Extracts from a graphics dataset:
━━━━━━━━

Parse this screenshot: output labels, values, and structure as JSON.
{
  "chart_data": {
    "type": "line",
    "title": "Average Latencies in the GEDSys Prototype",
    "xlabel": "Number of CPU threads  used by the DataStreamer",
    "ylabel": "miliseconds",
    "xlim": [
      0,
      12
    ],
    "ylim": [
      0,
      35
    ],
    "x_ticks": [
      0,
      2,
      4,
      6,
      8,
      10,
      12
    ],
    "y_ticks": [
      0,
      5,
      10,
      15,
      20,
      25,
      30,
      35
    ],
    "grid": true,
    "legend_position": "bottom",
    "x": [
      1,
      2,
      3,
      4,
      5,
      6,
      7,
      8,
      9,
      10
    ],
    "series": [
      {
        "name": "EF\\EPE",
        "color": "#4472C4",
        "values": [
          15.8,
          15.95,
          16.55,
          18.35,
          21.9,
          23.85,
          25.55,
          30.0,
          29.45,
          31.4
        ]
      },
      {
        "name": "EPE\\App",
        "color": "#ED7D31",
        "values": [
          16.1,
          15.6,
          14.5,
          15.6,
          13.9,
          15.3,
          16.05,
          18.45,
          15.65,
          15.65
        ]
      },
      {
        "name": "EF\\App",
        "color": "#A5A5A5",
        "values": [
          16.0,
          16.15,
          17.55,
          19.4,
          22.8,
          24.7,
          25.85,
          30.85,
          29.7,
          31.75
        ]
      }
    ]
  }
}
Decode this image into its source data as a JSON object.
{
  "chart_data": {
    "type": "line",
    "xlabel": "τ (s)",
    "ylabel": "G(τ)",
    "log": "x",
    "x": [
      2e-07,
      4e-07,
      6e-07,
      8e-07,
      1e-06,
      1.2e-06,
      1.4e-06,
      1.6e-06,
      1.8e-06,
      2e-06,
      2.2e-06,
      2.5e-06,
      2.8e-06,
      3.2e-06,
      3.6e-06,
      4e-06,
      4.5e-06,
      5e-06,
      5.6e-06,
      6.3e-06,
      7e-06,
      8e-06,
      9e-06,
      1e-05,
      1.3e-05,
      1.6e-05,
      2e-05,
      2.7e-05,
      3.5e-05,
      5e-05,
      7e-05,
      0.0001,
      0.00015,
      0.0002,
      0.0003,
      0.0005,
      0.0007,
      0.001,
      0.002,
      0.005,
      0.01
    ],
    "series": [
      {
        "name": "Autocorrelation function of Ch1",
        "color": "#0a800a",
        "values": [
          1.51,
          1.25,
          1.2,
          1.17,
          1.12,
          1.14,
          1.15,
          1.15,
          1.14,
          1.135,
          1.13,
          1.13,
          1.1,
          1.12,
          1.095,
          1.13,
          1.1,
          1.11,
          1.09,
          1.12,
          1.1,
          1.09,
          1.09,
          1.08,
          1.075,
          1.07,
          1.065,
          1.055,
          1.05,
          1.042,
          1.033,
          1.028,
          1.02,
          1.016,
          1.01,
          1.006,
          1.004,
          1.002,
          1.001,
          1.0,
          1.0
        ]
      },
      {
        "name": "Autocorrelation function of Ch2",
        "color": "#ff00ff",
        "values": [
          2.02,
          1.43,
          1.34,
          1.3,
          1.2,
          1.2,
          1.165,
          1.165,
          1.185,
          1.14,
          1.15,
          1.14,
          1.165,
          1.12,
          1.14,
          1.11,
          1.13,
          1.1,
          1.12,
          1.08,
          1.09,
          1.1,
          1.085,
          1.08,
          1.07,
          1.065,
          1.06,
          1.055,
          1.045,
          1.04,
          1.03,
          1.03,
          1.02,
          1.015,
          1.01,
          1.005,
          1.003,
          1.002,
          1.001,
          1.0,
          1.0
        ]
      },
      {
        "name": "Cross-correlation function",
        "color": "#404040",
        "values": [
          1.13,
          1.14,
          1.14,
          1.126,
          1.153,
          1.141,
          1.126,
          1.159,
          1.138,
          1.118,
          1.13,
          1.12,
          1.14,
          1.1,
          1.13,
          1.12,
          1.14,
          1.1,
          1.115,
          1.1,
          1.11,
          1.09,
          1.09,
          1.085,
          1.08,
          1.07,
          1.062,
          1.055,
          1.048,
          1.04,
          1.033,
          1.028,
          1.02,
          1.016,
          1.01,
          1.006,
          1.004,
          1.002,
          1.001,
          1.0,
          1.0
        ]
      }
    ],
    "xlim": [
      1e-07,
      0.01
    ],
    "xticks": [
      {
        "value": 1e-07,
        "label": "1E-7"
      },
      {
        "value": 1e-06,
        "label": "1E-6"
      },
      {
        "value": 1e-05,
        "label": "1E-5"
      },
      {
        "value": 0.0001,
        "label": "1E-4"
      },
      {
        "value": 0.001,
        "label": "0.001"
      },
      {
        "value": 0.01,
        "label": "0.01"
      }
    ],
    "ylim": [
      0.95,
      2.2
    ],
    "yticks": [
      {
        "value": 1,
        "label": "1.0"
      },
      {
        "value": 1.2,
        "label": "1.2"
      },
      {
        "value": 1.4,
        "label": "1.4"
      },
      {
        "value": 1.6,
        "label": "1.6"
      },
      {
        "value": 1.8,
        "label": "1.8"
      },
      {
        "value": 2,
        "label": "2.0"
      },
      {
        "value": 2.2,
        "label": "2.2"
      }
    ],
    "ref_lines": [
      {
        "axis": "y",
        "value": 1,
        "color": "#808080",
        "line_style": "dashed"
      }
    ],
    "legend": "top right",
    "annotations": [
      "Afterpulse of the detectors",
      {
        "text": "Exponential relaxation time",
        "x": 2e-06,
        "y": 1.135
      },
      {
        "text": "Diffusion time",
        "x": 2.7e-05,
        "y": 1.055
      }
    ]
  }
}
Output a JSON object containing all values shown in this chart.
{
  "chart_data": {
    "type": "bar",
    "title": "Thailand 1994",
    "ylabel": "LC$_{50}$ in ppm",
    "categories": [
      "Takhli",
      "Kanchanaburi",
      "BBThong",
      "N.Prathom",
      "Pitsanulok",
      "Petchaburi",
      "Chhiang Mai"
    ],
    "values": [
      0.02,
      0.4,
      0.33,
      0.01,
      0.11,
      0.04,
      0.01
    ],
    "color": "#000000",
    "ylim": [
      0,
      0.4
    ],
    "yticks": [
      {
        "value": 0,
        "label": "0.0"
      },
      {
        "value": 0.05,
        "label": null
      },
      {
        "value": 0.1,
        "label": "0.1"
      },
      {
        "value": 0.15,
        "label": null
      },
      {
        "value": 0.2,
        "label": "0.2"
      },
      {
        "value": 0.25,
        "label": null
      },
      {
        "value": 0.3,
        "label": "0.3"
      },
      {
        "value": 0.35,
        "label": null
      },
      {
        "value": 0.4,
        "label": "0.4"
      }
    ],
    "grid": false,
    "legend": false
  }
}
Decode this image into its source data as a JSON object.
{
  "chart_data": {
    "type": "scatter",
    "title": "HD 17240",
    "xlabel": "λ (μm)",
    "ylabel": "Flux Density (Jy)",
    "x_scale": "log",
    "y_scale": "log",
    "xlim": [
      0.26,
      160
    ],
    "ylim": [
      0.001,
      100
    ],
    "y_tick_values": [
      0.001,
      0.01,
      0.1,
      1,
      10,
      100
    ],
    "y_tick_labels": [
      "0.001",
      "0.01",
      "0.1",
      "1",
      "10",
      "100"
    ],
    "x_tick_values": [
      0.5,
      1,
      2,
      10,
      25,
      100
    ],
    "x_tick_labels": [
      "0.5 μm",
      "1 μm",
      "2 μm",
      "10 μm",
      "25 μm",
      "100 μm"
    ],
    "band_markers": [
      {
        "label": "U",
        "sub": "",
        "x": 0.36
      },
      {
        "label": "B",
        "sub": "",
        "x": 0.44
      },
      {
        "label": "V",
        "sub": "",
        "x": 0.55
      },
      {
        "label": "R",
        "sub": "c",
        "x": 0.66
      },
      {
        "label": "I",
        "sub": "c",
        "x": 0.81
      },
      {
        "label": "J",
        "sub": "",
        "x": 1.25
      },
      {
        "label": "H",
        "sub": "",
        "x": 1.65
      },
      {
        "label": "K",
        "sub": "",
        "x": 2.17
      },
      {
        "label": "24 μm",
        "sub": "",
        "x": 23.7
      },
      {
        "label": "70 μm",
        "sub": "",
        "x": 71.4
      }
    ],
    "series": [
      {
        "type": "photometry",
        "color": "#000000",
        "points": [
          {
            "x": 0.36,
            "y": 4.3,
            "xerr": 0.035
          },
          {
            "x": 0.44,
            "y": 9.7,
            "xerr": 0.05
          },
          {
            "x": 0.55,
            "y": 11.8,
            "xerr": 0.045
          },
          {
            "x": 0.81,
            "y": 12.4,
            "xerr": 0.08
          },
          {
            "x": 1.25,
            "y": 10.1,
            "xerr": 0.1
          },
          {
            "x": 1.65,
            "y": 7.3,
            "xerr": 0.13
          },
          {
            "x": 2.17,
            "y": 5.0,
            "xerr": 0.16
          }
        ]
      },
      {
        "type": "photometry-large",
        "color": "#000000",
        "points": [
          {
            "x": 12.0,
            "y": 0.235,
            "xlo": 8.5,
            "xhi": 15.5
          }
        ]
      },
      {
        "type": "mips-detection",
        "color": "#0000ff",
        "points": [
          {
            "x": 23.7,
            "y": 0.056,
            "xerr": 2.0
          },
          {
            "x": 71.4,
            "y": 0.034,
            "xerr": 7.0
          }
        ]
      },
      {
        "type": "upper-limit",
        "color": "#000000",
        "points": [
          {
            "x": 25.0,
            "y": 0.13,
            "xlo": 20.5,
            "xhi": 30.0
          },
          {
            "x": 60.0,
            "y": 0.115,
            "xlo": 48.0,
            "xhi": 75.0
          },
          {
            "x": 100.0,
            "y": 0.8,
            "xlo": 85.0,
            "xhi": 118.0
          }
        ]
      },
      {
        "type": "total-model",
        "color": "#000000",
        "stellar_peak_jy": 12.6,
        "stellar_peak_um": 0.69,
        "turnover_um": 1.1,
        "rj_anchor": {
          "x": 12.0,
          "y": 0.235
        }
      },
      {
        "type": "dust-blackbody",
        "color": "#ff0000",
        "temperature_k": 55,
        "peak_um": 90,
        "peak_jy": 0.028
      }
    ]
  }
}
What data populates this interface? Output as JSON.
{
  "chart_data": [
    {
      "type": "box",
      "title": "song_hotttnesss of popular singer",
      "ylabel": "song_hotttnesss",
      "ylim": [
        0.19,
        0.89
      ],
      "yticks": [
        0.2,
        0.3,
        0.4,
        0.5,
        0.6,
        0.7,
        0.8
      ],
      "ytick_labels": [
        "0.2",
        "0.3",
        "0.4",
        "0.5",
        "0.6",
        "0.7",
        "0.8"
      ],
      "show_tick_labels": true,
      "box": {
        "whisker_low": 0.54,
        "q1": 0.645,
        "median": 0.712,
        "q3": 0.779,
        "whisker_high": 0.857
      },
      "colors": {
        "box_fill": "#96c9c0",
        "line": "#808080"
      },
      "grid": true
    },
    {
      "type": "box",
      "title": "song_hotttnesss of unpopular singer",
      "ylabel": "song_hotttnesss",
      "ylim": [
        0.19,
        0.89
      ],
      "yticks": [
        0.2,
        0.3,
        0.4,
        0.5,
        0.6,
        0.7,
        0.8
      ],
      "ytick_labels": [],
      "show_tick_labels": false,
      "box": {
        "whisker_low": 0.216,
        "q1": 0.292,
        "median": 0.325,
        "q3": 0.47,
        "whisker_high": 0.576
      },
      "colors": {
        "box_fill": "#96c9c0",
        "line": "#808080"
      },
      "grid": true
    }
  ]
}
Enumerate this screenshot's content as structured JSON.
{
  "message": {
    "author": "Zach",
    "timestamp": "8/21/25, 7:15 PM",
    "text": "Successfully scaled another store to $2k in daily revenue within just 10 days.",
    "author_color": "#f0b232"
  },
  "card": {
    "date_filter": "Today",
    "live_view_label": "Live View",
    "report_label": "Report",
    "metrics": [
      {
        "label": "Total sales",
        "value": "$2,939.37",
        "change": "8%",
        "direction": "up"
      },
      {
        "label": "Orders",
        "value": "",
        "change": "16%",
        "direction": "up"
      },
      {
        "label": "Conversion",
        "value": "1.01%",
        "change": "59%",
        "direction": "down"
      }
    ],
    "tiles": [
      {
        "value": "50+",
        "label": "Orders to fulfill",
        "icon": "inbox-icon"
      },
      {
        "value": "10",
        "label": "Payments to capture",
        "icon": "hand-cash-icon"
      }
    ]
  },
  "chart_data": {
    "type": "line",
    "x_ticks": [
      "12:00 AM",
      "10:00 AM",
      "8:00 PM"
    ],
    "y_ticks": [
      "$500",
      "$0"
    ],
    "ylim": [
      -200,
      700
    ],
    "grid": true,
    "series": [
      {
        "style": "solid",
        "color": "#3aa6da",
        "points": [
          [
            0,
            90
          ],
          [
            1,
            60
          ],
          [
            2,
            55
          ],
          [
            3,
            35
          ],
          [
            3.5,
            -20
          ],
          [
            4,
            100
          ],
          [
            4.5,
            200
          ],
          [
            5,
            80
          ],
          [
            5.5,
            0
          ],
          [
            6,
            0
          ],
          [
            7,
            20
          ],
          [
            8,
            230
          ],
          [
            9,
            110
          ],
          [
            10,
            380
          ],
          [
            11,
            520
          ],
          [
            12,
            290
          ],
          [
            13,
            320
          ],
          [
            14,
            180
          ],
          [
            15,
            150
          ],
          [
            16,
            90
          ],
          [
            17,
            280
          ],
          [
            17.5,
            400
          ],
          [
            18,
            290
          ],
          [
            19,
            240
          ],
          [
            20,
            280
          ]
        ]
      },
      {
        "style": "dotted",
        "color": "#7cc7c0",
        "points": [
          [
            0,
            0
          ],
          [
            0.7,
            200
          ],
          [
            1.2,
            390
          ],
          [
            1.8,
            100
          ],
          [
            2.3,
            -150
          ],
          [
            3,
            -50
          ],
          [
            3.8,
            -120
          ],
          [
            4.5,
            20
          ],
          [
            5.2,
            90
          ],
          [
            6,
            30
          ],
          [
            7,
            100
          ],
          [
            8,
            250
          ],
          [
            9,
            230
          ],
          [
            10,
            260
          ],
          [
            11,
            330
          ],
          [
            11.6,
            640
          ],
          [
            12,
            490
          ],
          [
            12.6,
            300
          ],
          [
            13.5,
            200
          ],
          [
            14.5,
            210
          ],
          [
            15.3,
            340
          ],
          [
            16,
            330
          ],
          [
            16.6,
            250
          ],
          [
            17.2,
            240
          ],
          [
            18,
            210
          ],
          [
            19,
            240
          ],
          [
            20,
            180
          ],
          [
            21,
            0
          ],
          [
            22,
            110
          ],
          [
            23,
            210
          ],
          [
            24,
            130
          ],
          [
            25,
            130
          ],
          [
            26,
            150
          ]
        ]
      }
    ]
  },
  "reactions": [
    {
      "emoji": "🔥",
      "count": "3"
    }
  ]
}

━━━━━━━━

▶ _WRITTEN TASK_: Report only the number of lines that hold the word "this".

▶ _RESPONSE TO THE EXERCISE_: 6